**Record set**
________________

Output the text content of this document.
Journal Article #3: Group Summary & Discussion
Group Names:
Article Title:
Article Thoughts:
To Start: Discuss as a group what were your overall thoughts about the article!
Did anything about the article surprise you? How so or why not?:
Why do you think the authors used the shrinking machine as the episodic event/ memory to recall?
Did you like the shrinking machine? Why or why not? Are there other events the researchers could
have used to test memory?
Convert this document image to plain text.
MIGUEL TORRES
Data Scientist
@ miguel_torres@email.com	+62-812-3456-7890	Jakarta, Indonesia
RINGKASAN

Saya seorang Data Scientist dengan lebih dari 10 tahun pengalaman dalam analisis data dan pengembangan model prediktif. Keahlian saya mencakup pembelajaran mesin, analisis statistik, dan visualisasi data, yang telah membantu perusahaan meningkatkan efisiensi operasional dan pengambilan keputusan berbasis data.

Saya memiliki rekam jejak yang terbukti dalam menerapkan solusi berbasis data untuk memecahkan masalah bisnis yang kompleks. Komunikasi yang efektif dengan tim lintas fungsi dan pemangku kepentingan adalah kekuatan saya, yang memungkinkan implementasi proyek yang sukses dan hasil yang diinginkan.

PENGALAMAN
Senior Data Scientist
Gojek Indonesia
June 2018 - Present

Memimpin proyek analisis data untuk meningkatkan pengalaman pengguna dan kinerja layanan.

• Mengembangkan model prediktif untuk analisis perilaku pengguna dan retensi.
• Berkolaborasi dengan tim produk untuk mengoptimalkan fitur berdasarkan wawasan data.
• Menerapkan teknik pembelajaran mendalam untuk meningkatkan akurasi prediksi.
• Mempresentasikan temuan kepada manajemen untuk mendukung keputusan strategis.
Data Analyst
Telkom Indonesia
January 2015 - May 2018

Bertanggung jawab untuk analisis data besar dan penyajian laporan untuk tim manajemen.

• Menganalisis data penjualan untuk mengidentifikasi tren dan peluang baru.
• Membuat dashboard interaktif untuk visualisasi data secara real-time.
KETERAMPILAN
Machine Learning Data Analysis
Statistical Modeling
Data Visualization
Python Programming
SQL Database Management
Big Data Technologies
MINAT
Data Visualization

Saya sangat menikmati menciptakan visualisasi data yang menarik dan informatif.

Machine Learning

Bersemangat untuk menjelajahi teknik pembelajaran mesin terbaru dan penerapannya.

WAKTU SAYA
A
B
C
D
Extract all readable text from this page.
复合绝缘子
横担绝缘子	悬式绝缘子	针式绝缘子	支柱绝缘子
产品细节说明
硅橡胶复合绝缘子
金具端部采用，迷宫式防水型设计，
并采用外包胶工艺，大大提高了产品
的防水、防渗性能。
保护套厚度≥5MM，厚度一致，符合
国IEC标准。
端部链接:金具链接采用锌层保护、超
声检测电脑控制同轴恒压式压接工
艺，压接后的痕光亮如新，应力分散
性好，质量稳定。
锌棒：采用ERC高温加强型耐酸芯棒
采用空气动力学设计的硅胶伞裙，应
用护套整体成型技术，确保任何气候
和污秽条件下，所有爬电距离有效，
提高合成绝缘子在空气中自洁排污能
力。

________________

**Task to carry out**
Reproduce the entries above exactly.

**Solved exercise**
Output the text content of this document.
Journal Article #3: Group Summary & Discussion
Group Names:
Article Title:
Article Thoughts:
To Start: Discuss as a group what were your overall thoughts about the article!
Did anything about the article surprise you? How so or why not?:
Why do you think the authors used the shrinking machine as the episodic event/ memory to recall?
Did you like the shrinking machine? Why or why not? Are there other events the researchers could
have used to test memory?
Convert this document image to plain text.
MIGUEL TORRES
Data Scientist
@ miguel_torres@email.com	+62-812-3456-7890	Jakarta, Indonesia
RINGKASAN

Saya seorang Data Scientist dengan lebih dari 10 tahun pengalaman dalam analisis data dan pengembangan model prediktif. Keahlian saya mencakup pembelajaran mesin, analisis statistik, dan visualisasi data, yang telah membantu perusahaan meningkatkan efisiensi operasional dan pengambilan keputusan berbasis data.

Saya memiliki rekam jejak yang terbukti dalam menerapkan solusi berbasis data untuk memecahkan masalah bisnis yang kompleks. Komunikasi yang efektif dengan tim lintas fungsi dan pemangku kepentingan adalah kekuatan saya, yang memungkinkan implementasi proyek yang sukses dan hasil yang diinginkan.

PENGALAMAN
Senior Data Scientist
Gojek Indonesia
June 2018 - Present

Memimpin proyek analisis data untuk meningkatkan pengalaman pengguna dan kinerja layanan.

• Mengembangkan model prediktif untuk analisis perilaku pengguna dan retensi.
• Berkolaborasi dengan tim produk untuk mengoptimalkan fitur berdasarkan wawasan data.
• Menerapkan teknik pembelajaran mendalam untuk meningkatkan akurasi prediksi.
• Mempresentasikan temuan kepada manajemen untuk mendukung keputusan strategis.
Data Analyst
Telkom Indonesia
January 2015 - May 2018

Bertanggung jawab untuk analisis data besar dan penyajian laporan untuk tim manajemen.

• Menganalisis data penjualan untuk mengidentifikasi tren dan peluang baru.
• Membuat dashboard interaktif untuk visualisasi data secara real-time.
KETERAMPILAN
Machine Learning Data Analysis
Statistical Modeling
Data Visualization
Python Programming
SQL Database Management
Big Data Technologies
MINAT
Data Visualization

Saya sangat menikmati menciptakan visualisasi data yang menarik dan informatif.

Machine Learning

Bersemangat untuk menjelajahi teknik pembelajaran mesin terbaru dan penerapannya.

WAKTU SAYA
A
B
C
D
Extract all readable text from this page.
复合绝缘子
横担绝缘子	悬式绝缘子	针式绝缘子	支柱绝缘子
产品细节说明
硅橡胶复合绝缘子
金具端部采用，迷宫式防水型设计，
并采用外包胶工艺，大大提高了产品
的防水、防渗性能。
保护套厚度≥5MM，厚度一致，符合
国IEC标准。
端部链接:金具链接采用锌层保护、超
声检测电脑控制同轴恒压式压接工
艺，压接后的痕光亮如新，应力分散
性好，质量稳定。
锌棒：采用ERC高温加强型耐酸芯棒
采用空气动力学设计的硅胶伞裙，应
用护套整体成型技术，确保任何气候
和污秽条件下，所有爬电距离有效，
提高合成绝缘子在空气中自洁排污能
力。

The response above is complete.